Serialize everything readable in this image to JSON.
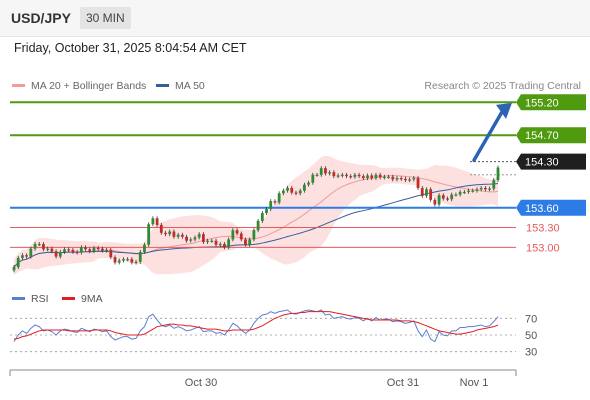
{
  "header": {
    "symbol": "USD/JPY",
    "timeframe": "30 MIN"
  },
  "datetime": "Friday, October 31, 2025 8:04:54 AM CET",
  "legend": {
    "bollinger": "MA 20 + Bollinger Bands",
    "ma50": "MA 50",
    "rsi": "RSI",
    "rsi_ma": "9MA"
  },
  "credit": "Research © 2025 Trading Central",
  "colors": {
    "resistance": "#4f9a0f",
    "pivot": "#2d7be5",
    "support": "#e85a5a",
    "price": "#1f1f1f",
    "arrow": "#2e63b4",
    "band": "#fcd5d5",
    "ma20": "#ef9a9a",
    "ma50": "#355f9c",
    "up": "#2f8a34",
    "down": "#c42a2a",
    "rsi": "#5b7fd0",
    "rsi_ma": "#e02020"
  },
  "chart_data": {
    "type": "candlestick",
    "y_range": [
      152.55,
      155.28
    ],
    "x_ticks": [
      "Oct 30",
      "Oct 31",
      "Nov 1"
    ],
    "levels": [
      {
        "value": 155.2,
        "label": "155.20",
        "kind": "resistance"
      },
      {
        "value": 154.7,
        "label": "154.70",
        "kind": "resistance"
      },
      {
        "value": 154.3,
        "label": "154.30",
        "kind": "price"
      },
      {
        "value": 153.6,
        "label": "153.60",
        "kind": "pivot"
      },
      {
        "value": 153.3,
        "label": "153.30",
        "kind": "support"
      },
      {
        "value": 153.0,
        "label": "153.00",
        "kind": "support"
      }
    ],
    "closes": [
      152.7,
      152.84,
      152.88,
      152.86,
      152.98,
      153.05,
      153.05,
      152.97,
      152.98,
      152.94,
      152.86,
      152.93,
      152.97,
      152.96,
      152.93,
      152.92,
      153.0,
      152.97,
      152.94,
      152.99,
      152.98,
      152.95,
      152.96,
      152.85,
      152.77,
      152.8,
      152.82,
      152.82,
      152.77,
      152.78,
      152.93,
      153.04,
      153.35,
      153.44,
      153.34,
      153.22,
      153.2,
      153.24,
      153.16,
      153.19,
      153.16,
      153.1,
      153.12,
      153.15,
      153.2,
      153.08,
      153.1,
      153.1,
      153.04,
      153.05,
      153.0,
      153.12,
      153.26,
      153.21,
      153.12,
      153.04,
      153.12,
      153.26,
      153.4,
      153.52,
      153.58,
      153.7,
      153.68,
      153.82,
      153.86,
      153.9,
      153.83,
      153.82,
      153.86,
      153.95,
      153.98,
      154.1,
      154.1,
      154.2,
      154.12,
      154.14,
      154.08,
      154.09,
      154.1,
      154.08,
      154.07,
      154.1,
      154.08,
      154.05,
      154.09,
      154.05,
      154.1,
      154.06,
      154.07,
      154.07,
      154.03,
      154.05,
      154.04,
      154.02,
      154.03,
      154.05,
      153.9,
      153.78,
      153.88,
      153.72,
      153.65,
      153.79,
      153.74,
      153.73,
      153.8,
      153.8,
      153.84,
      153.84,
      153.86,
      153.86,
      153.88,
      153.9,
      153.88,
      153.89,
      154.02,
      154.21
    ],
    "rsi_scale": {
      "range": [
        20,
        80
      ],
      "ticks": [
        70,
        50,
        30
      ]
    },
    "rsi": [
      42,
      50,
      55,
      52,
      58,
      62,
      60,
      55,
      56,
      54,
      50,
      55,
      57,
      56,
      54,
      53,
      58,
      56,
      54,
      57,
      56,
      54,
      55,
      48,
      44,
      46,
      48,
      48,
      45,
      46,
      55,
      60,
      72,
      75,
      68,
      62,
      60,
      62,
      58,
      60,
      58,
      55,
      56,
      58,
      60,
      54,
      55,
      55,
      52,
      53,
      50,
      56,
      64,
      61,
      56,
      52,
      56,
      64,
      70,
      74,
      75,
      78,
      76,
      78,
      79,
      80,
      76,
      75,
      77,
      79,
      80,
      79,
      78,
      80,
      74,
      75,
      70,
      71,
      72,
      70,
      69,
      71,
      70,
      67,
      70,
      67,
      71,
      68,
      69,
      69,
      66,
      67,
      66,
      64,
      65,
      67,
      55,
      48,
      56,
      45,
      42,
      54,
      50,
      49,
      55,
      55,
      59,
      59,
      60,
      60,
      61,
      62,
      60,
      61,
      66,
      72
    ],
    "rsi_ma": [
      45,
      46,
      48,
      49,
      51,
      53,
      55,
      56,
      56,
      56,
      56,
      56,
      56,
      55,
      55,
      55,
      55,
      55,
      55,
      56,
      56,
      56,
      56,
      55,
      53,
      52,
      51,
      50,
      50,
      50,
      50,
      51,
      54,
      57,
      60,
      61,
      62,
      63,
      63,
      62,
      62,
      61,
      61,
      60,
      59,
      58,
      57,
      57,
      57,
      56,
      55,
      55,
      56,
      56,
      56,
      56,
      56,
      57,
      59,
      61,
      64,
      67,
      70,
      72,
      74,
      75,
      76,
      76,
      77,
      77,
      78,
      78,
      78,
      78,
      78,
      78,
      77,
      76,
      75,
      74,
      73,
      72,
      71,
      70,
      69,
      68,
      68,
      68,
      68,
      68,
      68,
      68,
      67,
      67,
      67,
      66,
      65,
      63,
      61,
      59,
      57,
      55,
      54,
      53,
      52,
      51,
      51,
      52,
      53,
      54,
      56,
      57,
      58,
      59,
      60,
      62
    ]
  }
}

GIVEN REQUEST: Output all of the entries verbatim, leaving out any images.

ANSWER TO THE EXERCISE:
Serialize everything readable in this image to JSON.
{
  "header": {
    "symbol": "USD/JPY",
    "timeframe": "30 MIN"
  },
  "datetime": "Friday, October 31, 2025 8:04:54 AM CET",
  "legend": {
    "bollinger": "MA 20 + Bollinger Bands",
    "ma50": "MA 50",
    "rsi": "RSI",
    "rsi_ma": "9MA"
  },
  "credit": "Research © 2025 Trading Central",
  "colors": {
    "resistance": "#4f9a0f",
    "pivot": "#2d7be5",
    "support": "#e85a5a",
    "price": "#1f1f1f",
    "arrow": "#2e63b4",
    "band": "#fcd5d5",
    "ma20": "#ef9a9a",
    "ma50": "#355f9c",
    "up": "#2f8a34",
    "down": "#c42a2a",
    "rsi": "#5b7fd0",
    "rsi_ma": "#e02020"
  },
  "chart_data": {
    "type": "candlestick",
    "y_range": [
      152.55,
      155.28
    ],
    "x_ticks": [
      "Oct 30",
      "Oct 31",
      "Nov 1"
    ],
    "levels": [
      {
        "value": 155.2,
        "label": "155.20",
        "kind": "resistance"
      },
      {
        "value": 154.7,
        "label": "154.70",
        "kind": "resistance"
      },
      {
        "value": 154.3,
        "label": "154.30",
        "kind": "price"
      },
      {
        "value": 153.6,
        "label": "153.60",
        "kind": "pivot"
      },
      {
        "value": 153.3,
        "label": "153.30",
        "kind": "support"
      },
      {
        "value": 153.0,
        "label": "153.00",
        "kind": "support"
      }
    ],
    "closes": [
      152.7,
      152.84,
      152.88,
      152.86,
      152.98,
      153.05,
      153.05,
      152.97,
      152.98,
      152.94,
      152.86,
      152.93,
      152.97,
      152.96,
      152.93,
      152.92,
      153.0,
      152.97,
      152.94,
      152.99,
      152.98,
      152.95,
      152.96,
      152.85,
      152.77,
      152.8,
      152.82,
      152.82,
      152.77,
      152.78,
      152.93,
      153.04,
      153.35,
      153.44,
      153.34,
      153.22,
      153.2,
      153.24,
      153.16,
      153.19,
      153.16,
      153.1,
      153.12,
      153.15,
      153.2,
      153.08,
      153.1,
      153.1,
      153.04,
      153.05,
      153.0,
      153.12,
      153.26,
      153.21,
      153.12,
      153.04,
      153.12,
      153.26,
      153.4,
      153.52,
      153.58,
      153.7,
      153.68,
      153.82,
      153.86,
      153.9,
      153.83,
      153.82,
      153.86,
      153.95,
      153.98,
      154.1,
      154.1,
      154.2,
      154.12,
      154.14,
      154.08,
      154.09,
      154.1,
      154.08,
      154.07,
      154.1,
      154.08,
      154.05,
      154.09,
      154.05,
      154.1,
      154.06,
      154.07,
      154.07,
      154.03,
      154.05,
      154.04,
      154.02,
      154.03,
      154.05,
      153.9,
      153.78,
      153.88,
      153.72,
      153.65,
      153.79,
      153.74,
      153.73,
      153.8,
      153.8,
      153.84,
      153.84,
      153.86,
      153.86,
      153.88,
      153.9,
      153.88,
      153.89,
      154.02,
      154.21
    ],
    "rsi_scale": {
      "range": [
        20,
        80
      ],
      "ticks": [
        70,
        50,
        30
      ]
    },
    "rsi": [
      42,
      50,
      55,
      52,
      58,
      62,
      60,
      55,
      56,
      54,
      50,
      55,
      57,
      56,
      54,
      53,
      58,
      56,
      54,
      57,
      56,
      54,
      55,
      48,
      44,
      46,
      48,
      48,
      45,
      46,
      55,
      60,
      72,
      75,
      68,
      62,
      60,
      62,
      58,
      60,
      58,
      55,
      56,
      58,
      60,
      54,
      55,
      55,
      52,
      53,
      50,
      56,
      64,
      61,
      56,
      52,
      56,
      64,
      70,
      74,
      75,
      78,
      76,
      78,
      79,
      80,
      76,
      75,
      77,
      79,
      80,
      79,
      78,
      80,
      74,
      75,
      70,
      71,
      72,
      70,
      69,
      71,
      70,
      67,
      70,
      67,
      71,
      68,
      69,
      69,
      66,
      67,
      66,
      64,
      65,
      67,
      55,
      48,
      56,
      45,
      42,
      54,
      50,
      49,
      55,
      55,
      59,
      59,
      60,
      60,
      61,
      62,
      60,
      61,
      66,
      72
    ],
    "rsi_ma": [
      45,
      46,
      48,
      49,
      51,
      53,
      55,
      56,
      56,
      56,
      56,
      56,
      56,
      55,
      55,
      55,
      55,
      55,
      55,
      56,
      56,
      56,
      56,
      55,
      53,
      52,
      51,
      50,
      50,
      50,
      50,
      51,
      54,
      57,
      60,
      61,
      62,
      63,
      63,
      62,
      62,
      61,
      61,
      60,
      59,
      58,
      57,
      57,
      57,
      56,
      55,
      55,
      56,
      56,
      56,
      56,
      56,
      57,
      59,
      61,
      64,
      67,
      70,
      72,
      74,
      75,
      76,
      76,
      77,
      77,
      78,
      78,
      78,
      78,
      78,
      78,
      77,
      76,
      75,
      74,
      73,
      72,
      71,
      70,
      69,
      68,
      68,
      68,
      68,
      68,
      68,
      68,
      67,
      67,
      67,
      66,
      65,
      63,
      61,
      59,
      57,
      55,
      54,
      53,
      52,
      51,
      51,
      52,
      53,
      54,
      56,
      57,
      58,
      59,
      60,
      62
    ]
  }
}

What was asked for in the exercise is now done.